§ **Exercise brief**
How many lines of the records hold the string "Read"? Reply with the number alone.

[A block of data]
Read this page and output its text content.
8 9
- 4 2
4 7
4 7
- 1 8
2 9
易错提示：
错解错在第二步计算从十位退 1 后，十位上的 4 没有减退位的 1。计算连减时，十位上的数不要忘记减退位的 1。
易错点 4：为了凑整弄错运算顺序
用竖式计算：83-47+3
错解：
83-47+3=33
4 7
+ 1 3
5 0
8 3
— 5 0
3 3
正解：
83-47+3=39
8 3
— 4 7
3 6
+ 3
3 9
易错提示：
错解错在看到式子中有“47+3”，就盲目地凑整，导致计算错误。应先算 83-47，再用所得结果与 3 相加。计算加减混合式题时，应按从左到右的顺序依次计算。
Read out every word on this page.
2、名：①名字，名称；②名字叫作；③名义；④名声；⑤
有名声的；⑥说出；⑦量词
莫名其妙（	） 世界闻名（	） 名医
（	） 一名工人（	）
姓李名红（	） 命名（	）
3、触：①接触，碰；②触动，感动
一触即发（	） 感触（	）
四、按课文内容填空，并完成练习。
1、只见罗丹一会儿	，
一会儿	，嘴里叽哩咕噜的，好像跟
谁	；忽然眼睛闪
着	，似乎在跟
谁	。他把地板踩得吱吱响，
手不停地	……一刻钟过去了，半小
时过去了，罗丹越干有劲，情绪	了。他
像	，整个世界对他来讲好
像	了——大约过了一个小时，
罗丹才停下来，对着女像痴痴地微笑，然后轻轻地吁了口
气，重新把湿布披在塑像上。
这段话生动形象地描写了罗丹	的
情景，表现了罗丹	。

§ **Exercise result**
2